→ **EXERCISE MATERIALS**:

--- start ---

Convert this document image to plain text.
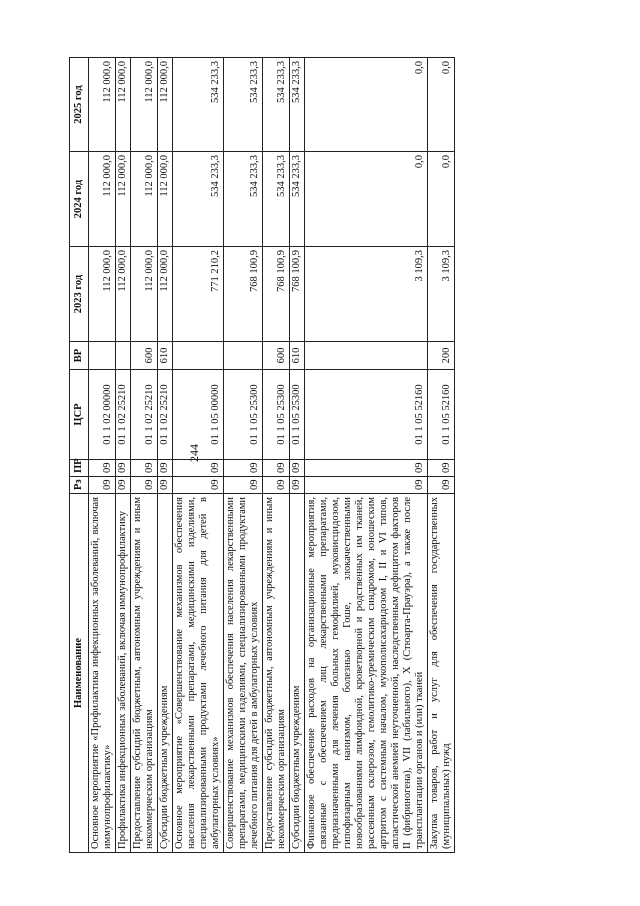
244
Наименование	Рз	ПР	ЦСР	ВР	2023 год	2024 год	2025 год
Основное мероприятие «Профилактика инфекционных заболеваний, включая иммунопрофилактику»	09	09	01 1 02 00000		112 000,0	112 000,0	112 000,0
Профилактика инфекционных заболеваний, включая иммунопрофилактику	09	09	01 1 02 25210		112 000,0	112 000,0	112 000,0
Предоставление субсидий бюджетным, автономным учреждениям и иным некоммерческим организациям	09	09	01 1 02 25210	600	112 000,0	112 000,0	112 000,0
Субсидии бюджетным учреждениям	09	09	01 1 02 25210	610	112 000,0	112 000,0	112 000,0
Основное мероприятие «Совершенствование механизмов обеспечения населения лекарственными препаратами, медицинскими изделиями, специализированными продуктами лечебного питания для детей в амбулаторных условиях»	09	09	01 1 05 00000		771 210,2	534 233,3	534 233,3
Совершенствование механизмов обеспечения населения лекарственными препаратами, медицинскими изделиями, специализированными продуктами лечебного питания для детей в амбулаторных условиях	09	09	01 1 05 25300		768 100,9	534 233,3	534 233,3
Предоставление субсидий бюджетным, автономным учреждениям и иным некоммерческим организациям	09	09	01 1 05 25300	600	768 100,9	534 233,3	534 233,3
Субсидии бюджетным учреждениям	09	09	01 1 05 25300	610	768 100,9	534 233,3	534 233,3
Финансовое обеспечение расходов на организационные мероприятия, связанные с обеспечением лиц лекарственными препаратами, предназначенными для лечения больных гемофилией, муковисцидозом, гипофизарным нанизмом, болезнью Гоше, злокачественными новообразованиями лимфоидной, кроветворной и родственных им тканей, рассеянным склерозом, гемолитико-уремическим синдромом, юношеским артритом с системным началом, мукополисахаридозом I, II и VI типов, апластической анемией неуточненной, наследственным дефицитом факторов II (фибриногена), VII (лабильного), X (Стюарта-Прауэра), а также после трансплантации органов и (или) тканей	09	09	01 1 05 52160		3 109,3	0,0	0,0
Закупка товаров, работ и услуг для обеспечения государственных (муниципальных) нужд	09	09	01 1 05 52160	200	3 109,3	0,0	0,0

--- end ---
--- start ---

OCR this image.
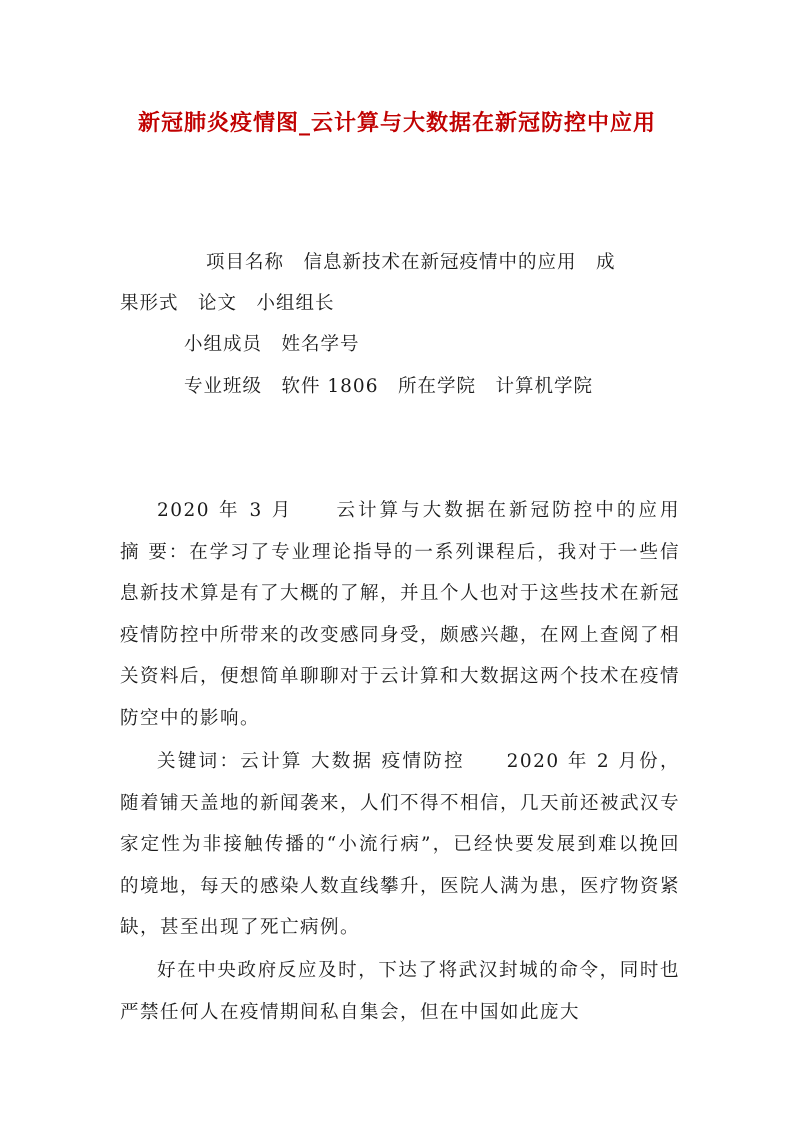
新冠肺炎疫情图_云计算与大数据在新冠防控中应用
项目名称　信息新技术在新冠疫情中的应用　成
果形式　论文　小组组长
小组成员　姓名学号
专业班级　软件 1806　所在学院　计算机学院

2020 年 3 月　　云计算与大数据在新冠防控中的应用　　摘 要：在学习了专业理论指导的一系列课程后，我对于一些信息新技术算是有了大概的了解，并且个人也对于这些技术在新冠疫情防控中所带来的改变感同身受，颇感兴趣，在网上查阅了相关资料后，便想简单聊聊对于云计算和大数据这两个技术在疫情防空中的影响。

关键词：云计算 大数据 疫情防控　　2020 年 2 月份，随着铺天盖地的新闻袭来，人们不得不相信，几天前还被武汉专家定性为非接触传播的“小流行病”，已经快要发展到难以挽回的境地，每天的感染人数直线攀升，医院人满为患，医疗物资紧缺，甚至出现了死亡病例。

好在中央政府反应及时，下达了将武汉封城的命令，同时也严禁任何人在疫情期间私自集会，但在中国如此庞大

--- end ---

→ **TASK REQUIREMENTS**:
Report all lines of the material that contain the word "мероприятие".

→ **SOLUTION TO THE EXERCISE**:
Основное мероприятие «Профилактика инфекционных заболеваний, включая иммунопрофилактику»	09	09	01 1 02 00000		112 000,0	112 000,0	112 000,0
Основное мероприятие «Совершенствование механизмов обеспечения населения лекарственными препаратами, медицинскими изделиями, специализированными продуктами лечебного питания для детей в амбулаторных условиях»	09	09	01 1 05 00000		771 210,2	534 233,3	534 233,3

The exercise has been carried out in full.